— START DOCUMENT —
Prove that the field due to a circular arc is same as its bounded tangent at the centre of curvature

[tellmesomething]

Homework Statement

Prove that the field due to a circular arc is same as its bounded tangent at the centre of curvature

Relevant Equations

None

Lambda = charge density

I tried first taking out the field due to the circular arc and I got $$ (lambda / 4π (epsilon knot) ) (2 sin (theta)) $$

For reference this is the arc that was provided in the question of angle 2(theta) and the tangent

What I dont understand is how can the fields be equal as for the arc, the horizontal component of the net electric field is getting cancelled but as for the rod it will not, the centre of curvature that is the point where the e field we have to take out is not at the centre of the rod..

 

[kuruman]

I think you are meant to draw the straight rod tangent to the arc at the arc's midpoint and perpendicular to the bisector of the angle. Then there will be no horizontal field by symmetry.

 

[TSny]

What I dont understand is how can the fields be equal as for the arc, the horizontal component of the net electric field is getting cancelled but as for the rod it will not, the centre of curvature that is the point where the e field we have to take out is not at the centre of the rod..

It's not obvious whether or not the horizontal component of the field at point C will be zero for the charged tangent line.

Do the green element of charge and the red element of charge produce the same field vector at point C?

 

[tellmesomething]

It's not obvious whether or not the horizontal component of the field at point C will be zero for the charged tangent line.
View attachment 345143

Do the green element of charge and the red element of charge produce the same field vector at point C?
View attachment 345145

Actually they do yes I get the same expression for dE for both the circular arc and the tangent

 

[tellmesomething]

I think you are meant to draw the straight rod tangent to the arc at the arc's midpoint and perpendicular to the bisector of the angle. Then there will be no horizontal field by symmetry.

But this is how it was drawn up in the question

 

[kuruman]

But this is how it was drawn up in the question

Sorry, I thought it was your attempt to draw something that was described only with words. Look at the drawing on the right. I augmented @TSny's carefully rendered drawing from post #3 (I hope he doesn't mind) to add features that I can refer to.

I suggest that you find the contributions to the electric field at C from two different sources

1. Element $ds$ (shown in red) on the straight line segment at distance $s$ from point A.
— END DOCUMENT —
■ WRITTEN TASK A
Retype the records from their first line up to and including the line with "1179, 899, 1211]".
— START PROVIDED RECORDS —
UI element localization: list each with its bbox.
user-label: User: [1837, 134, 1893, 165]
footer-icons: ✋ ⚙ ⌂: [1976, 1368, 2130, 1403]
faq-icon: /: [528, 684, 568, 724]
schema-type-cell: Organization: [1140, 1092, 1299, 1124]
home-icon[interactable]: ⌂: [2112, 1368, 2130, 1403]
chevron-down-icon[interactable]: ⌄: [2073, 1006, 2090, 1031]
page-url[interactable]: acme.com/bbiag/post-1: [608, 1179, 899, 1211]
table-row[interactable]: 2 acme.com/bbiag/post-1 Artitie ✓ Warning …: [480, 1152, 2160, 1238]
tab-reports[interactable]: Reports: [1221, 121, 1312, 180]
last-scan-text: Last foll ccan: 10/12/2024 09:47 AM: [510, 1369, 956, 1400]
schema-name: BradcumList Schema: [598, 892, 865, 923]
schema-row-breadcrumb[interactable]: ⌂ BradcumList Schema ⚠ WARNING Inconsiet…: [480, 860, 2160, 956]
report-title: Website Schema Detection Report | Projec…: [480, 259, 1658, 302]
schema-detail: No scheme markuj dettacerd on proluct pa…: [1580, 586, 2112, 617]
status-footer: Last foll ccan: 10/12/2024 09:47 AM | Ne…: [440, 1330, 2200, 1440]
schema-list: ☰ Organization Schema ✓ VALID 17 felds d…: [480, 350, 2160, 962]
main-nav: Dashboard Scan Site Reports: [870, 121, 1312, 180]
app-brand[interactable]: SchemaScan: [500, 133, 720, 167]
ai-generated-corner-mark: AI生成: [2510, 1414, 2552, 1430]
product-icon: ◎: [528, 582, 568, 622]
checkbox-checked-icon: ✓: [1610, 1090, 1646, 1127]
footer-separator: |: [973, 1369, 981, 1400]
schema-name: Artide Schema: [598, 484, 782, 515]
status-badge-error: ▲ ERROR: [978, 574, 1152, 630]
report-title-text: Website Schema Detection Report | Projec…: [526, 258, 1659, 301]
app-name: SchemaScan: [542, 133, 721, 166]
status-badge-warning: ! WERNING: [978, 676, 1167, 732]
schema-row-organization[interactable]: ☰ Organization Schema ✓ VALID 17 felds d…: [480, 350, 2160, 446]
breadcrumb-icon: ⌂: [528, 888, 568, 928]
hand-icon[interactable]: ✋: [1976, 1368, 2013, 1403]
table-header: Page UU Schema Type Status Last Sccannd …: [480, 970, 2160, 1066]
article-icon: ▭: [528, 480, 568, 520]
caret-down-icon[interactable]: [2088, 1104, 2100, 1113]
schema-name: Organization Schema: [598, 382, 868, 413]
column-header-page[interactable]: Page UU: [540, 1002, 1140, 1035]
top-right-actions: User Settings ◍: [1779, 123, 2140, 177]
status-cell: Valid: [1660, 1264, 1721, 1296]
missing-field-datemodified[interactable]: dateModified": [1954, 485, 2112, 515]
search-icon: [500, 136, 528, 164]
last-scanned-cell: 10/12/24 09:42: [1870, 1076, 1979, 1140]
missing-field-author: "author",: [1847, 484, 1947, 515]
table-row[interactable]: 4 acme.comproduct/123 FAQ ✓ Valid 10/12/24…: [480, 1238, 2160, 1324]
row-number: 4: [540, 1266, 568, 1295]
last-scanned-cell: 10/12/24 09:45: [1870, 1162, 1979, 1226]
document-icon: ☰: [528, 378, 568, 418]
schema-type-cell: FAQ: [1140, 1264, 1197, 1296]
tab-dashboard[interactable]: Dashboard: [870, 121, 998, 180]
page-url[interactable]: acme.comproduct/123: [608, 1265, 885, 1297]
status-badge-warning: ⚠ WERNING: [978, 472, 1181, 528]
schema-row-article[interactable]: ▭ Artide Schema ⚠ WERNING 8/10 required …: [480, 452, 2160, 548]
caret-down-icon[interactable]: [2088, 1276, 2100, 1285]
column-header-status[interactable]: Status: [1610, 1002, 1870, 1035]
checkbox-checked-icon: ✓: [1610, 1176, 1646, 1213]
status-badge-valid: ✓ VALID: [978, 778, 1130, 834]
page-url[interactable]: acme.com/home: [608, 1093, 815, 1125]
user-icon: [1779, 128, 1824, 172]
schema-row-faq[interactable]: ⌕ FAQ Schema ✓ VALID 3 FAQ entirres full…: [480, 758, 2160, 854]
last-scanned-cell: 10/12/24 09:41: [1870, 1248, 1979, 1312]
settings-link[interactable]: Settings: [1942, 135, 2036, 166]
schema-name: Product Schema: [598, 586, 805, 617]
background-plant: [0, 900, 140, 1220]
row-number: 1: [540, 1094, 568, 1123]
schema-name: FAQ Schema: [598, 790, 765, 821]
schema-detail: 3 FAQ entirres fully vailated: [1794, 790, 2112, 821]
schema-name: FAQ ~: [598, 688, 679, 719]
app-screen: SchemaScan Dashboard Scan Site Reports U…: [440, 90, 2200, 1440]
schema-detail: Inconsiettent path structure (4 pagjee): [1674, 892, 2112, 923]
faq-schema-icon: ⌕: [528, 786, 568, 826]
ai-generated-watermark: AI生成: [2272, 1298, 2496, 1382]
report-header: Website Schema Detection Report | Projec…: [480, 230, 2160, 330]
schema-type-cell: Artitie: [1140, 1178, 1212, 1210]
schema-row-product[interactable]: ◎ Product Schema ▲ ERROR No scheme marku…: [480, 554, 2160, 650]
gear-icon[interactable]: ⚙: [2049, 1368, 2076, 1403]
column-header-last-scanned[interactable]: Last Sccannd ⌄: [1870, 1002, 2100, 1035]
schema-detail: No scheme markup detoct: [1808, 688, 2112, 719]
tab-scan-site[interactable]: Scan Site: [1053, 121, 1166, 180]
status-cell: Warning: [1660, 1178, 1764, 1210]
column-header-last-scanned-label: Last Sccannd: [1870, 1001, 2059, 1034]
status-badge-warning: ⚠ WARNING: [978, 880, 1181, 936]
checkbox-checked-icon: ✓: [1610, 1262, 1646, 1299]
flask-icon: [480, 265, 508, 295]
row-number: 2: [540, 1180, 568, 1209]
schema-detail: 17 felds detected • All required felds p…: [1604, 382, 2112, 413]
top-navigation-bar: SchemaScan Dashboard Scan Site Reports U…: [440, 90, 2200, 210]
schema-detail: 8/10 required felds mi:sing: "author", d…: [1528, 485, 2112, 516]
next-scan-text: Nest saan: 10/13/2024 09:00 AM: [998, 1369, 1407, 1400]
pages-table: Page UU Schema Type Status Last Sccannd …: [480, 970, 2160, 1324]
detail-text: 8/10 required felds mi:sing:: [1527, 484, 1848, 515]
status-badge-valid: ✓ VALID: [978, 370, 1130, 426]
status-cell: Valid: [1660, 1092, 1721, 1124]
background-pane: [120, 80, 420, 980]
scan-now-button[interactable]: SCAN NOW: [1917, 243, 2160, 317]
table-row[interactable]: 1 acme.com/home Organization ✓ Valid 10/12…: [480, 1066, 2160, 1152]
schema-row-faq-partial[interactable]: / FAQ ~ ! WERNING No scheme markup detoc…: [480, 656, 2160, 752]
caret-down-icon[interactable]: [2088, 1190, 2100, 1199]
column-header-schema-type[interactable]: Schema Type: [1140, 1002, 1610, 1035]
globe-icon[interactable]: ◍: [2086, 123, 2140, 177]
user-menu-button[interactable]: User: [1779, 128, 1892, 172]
— END PROVIDED RECORDS —
■ WRITTEN TASK B
From the thread about the field of a charged arc, copy the passage from "Sorry, I thought" up to and including "from point A." word for word.

■ PROBLEM SOLUTION A
UI element localization: list each with its bbox.
user-label: User: [1837, 134, 1893, 165]
footer-icons: ✋ ⚙ ⌂: [1976, 1368, 2130, 1403]
faq-icon: /: [528, 684, 568, 724]
schema-type-cell: Organization: [1140, 1092, 1299, 1124]
home-icon[interactable]: ⌂: [2112, 1368, 2130, 1403]
chevron-down-icon[interactable]: ⌄: [2073, 1006, 2090, 1031]
page-url[interactable]: acme.com/bbiag/post-1: [608, 1179, 899, 1211]

■ PROBLEM SOLUTION B
Sorry, I thought it was your attempt to draw something that was described only with words. Look at the drawing on the right. I augmented @TSny's carefully rendered drawing from post #3 (I hope he doesn't mind) to add features that I can refer to.

I suggest that you find the contributions to the electric field at C from two different sources

1. Element $ds$ (shown in red) on the straight line segment at distance $s$ from point A.